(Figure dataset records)
※ ※ ※

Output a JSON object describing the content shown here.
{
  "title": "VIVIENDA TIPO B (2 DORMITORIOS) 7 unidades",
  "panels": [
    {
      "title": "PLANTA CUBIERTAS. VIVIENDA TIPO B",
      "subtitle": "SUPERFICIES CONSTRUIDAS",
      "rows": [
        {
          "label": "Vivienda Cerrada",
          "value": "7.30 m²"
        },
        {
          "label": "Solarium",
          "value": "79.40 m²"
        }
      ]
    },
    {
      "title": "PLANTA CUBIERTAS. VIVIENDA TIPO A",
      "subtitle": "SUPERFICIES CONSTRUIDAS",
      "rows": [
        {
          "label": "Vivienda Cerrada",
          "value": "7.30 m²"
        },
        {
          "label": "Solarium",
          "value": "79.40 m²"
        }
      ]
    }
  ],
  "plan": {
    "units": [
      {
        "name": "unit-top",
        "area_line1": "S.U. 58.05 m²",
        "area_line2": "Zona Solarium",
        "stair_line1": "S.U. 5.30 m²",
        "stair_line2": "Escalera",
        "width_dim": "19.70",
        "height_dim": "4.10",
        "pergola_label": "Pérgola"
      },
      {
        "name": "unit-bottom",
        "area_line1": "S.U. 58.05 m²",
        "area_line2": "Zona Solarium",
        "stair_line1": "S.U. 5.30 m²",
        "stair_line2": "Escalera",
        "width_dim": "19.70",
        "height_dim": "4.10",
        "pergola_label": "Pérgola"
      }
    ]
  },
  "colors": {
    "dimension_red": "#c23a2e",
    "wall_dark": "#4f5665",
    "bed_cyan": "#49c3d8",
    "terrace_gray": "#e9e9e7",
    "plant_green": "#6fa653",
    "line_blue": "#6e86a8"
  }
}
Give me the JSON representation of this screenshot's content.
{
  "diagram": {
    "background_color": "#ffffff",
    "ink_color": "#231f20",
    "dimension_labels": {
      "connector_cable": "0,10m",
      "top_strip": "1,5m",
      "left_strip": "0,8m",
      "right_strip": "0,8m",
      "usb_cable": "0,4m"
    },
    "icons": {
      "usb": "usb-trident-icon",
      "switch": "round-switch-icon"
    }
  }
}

※ ※ ※

(Problem requirements) Repeat the material in full, exactly as it stands.

(Result for this task)
Output a JSON object describing the content shown here.
{
  "title": "VIVIENDA TIPO B (2 DORMITORIOS) 7 unidades",
  "panels": [
    {
      "title": "PLANTA CUBIERTAS. VIVIENDA TIPO B",
      "subtitle": "SUPERFICIES CONSTRUIDAS",
      "rows": [
        {
          "label": "Vivienda Cerrada",
          "value": "7.30 m²"
        },
        {
          "label": "Solarium",
          "value": "79.40 m²"
        }
      ]
    },
    {
      "title": "PLANTA CUBIERTAS. VIVIENDA TIPO A",
      "subtitle": "SUPERFICIES CONSTRUIDAS",
      "rows": [
        {
          "label": "Vivienda Cerrada",
          "value": "7.30 m²"
        },
        {
          "label": "Solarium",
          "value": "79.40 m²"
        }
      ]
    }
  ],
  "plan": {
    "units": [
      {
        "name": "unit-top",
        "area_line1": "S.U. 58.05 m²",
        "area_line2": "Zona Solarium",
        "stair_line1": "S.U. 5.30 m²",
        "stair_line2": "Escalera",
        "width_dim": "19.70",
        "height_dim": "4.10",
        "pergola_label": "Pérgola"
      },
      {
        "name": "unit-bottom",
        "area_line1": "S.U. 58.05 m²",
        "area_line2": "Zona Solarium",
        "stair_line1": "S.U. 5.30 m²",
        "stair_line2": "Escalera",
        "width_dim": "19.70",
        "height_dim": "4.10",
        "pergola_label": "Pérgola"
      }
    ]
  },
  "colors": {
    "dimension_red": "#c23a2e",
    "wall_dark": "#4f5665",
    "bed_cyan": "#49c3d8",
    "terrace_gray": "#e9e9e7",
    "plant_green": "#6fa653",
    "line_blue": "#6e86a8"
  }
}
Give me the JSON representation of this screenshot's content.
{
  "diagram": {
    "background_color": "#ffffff",
    "ink_color": "#231f20",
    "dimension_labels": {
      "connector_cable": "0,10m",
      "top_strip": "1,5m",
      "left_strip": "0,8m",
      "right_strip": "0,8m",
      "usb_cable": "0,4m"
    },
    "icons": {
      "usb": "usb-trident-icon",
      "switch": "round-switch-icon"
    }
  }
}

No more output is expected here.